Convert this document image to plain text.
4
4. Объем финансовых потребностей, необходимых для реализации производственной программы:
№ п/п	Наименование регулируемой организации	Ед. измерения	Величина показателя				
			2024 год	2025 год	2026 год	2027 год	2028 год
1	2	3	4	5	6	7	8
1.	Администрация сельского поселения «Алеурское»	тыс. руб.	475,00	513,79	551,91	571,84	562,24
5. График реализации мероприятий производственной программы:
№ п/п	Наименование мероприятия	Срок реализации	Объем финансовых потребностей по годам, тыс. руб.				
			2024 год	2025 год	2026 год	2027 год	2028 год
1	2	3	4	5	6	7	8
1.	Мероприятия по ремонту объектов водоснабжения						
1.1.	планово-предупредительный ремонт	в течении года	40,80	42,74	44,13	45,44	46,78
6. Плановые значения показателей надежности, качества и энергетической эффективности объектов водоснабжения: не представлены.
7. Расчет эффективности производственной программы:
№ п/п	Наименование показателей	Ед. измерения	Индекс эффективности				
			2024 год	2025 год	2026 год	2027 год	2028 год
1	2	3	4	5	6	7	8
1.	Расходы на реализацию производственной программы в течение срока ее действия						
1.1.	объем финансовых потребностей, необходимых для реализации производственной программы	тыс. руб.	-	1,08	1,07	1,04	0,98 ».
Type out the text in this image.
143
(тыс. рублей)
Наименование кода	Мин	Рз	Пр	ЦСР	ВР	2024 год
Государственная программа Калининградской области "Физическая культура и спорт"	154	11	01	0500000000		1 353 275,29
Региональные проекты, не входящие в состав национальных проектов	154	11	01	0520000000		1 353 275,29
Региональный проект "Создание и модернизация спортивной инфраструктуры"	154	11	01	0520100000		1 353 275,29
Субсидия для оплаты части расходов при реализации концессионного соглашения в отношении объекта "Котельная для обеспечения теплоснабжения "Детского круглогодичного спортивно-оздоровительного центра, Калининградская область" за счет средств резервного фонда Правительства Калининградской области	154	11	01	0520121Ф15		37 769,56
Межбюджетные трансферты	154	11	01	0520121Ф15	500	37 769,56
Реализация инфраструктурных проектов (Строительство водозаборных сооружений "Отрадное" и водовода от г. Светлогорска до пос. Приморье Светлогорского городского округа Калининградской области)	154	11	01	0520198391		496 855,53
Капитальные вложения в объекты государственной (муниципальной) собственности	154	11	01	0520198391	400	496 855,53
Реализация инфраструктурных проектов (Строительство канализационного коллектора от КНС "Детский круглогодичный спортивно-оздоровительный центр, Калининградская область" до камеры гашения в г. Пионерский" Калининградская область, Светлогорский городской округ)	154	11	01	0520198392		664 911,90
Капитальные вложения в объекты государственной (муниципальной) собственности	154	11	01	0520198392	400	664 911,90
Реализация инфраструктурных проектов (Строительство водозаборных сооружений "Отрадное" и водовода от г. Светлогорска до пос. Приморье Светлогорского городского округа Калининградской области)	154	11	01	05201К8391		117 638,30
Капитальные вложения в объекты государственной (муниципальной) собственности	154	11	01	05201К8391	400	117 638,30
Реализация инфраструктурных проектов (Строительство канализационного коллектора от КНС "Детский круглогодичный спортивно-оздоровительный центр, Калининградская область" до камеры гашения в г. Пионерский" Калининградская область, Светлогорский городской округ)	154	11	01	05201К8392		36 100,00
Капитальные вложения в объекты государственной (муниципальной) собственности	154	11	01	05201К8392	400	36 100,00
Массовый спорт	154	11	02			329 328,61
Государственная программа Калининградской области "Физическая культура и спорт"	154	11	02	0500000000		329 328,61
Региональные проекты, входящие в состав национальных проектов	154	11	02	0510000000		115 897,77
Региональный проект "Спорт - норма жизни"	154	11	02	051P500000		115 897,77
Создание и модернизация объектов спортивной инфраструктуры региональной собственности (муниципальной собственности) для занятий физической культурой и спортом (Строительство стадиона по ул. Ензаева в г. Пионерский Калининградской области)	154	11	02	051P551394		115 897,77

========================================================================

Work instructions
State how many lines hold the word "проекты". The number is the whole answer.

Written response
2